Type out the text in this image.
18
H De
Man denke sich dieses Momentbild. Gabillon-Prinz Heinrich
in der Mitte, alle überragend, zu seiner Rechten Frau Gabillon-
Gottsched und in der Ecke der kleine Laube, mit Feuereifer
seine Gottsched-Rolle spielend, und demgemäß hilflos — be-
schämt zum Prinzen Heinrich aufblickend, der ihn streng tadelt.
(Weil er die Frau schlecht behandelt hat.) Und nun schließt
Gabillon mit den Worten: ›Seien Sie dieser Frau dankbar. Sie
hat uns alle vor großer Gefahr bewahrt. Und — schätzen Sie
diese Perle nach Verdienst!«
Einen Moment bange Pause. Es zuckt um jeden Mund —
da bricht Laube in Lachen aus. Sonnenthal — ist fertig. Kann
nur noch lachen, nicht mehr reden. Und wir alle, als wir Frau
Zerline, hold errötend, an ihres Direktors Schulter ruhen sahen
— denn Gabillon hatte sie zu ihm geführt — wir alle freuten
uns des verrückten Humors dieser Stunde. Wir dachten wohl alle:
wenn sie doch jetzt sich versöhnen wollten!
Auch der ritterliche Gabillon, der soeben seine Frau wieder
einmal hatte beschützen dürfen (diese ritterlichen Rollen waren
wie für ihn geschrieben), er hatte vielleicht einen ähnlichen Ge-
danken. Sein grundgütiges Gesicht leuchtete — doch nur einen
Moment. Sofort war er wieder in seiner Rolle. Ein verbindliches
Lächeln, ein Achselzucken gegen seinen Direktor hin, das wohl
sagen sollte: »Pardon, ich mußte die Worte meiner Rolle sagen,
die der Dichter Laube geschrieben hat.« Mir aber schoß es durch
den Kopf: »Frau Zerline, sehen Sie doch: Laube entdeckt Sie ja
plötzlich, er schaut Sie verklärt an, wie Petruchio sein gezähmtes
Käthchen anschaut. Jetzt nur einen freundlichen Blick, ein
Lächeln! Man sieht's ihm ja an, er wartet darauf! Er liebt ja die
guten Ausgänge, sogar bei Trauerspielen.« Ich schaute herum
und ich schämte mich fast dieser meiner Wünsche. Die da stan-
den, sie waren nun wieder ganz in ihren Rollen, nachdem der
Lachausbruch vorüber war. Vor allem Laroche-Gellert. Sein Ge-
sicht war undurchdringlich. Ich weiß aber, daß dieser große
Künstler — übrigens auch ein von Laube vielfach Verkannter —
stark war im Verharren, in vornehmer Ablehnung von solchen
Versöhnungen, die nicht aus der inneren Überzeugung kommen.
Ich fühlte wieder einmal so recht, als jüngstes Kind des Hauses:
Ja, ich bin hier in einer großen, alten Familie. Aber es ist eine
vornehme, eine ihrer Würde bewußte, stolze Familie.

*DIRECTIONS FOR THIS TASK*
Give only the number of lines in the listing above that include the string "nicht".

*IN RESPONSE*
2